■ **WORK TO DO**: Repeat each line exactly as it is written.

■ **MATERIAL PROVIDED**:
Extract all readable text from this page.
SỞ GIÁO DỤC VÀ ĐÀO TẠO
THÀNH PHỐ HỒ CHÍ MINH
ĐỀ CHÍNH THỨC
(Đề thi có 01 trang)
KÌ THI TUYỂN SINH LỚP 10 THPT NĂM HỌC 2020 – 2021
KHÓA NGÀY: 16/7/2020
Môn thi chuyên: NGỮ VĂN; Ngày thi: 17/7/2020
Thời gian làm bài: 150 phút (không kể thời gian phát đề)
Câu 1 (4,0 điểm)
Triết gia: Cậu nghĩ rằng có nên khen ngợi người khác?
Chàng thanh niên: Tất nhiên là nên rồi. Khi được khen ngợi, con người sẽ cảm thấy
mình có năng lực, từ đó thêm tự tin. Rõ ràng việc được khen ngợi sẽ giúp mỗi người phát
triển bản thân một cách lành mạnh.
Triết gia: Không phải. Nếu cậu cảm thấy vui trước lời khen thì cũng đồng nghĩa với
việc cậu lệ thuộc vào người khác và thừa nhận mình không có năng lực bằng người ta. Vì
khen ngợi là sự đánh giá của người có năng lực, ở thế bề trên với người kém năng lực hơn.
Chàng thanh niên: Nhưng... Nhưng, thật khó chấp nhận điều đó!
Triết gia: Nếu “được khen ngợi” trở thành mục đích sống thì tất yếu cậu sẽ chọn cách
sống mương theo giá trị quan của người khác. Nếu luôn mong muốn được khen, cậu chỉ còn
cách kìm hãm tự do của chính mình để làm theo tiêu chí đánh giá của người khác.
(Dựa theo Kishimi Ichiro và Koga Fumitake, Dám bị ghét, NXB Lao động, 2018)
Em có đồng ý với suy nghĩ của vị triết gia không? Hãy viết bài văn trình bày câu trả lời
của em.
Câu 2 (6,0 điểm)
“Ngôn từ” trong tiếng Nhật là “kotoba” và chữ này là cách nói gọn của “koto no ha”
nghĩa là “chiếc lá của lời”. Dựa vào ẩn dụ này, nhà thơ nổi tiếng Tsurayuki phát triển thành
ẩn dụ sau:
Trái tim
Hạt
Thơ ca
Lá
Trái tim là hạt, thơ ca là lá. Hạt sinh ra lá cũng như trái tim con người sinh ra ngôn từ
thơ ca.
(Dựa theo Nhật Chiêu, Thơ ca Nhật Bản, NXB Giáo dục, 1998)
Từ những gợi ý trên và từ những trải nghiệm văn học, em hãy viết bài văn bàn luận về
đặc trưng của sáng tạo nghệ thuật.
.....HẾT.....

■ **THE REPLY**:
Extract all readable text from this page.
SỞ GIÁO DỤC VÀ ĐÀO TẠO
THÀNH PHỐ HỒ CHÍ MINH
ĐỀ CHÍNH THỨC
(Đề thi có 01 trang)
KÌ THI TUYỂN SINH LỚP 10 THPT NĂM HỌC 2020 – 2021
KHÓA NGÀY: 16/7/2020
Môn thi chuyên: NGỮ VĂN; Ngày thi: 17/7/2020
Thời gian làm bài: 150 phút (không kể thời gian phát đề)
Câu 1 (4,0 điểm)
Triết gia: Cậu nghĩ rằng có nên khen ngợi người khác?
Chàng thanh niên: Tất nhiên là nên rồi. Khi được khen ngợi, con người sẽ cảm thấy
mình có năng lực, từ đó thêm tự tin. Rõ ràng việc được khen ngợi sẽ giúp mỗi người phát
triển bản thân một cách lành mạnh.
Triết gia: Không phải. Nếu cậu cảm thấy vui trước lời khen thì cũng đồng nghĩa với
việc cậu lệ thuộc vào người khác và thừa nhận mình không có năng lực bằng người ta. Vì
khen ngợi là sự đánh giá của người có năng lực, ở thế bề trên với người kém năng lực hơn.
Chàng thanh niên: Nhưng... Nhưng, thật khó chấp nhận điều đó!
Triết gia: Nếu “được khen ngợi” trở thành mục đích sống thì tất yếu cậu sẽ chọn cách
sống mương theo giá trị quan của người khác. Nếu luôn mong muốn được khen, cậu chỉ còn
cách kìm hãm tự do của chính mình để làm theo tiêu chí đánh giá của người khác.
(Dựa theo Kishimi Ichiro và Koga Fumitake, Dám bị ghét, NXB Lao động, 2018)
Em có đồng ý với suy nghĩ của vị triết gia không? Hãy viết bài văn trình bày câu trả lời
của em.
Câu 2 (6,0 điểm)
“Ngôn từ” trong tiếng Nhật là “kotoba” và chữ này là cách nói gọn của “koto no ha”
nghĩa là “chiếc lá của lời”. Dựa vào ẩn dụ này, nhà thơ nổi tiếng Tsurayuki phát triển thành
ẩn dụ sau:
Trái tim
Hạt
Thơ ca
Lá
Trái tim là hạt, thơ ca là lá. Hạt sinh ra lá cũng như trái tim con người sinh ra ngôn từ
thơ ca.
(Dựa theo Nhật Chiêu, Thơ ca Nhật Bản, NXB Giáo dục, 1998)
Từ những gợi ý trên và từ những trải nghiệm văn học, em hãy viết bài văn bàn luận về
đặc trưng của sáng tạo nghệ thuật.
.....HẾT.....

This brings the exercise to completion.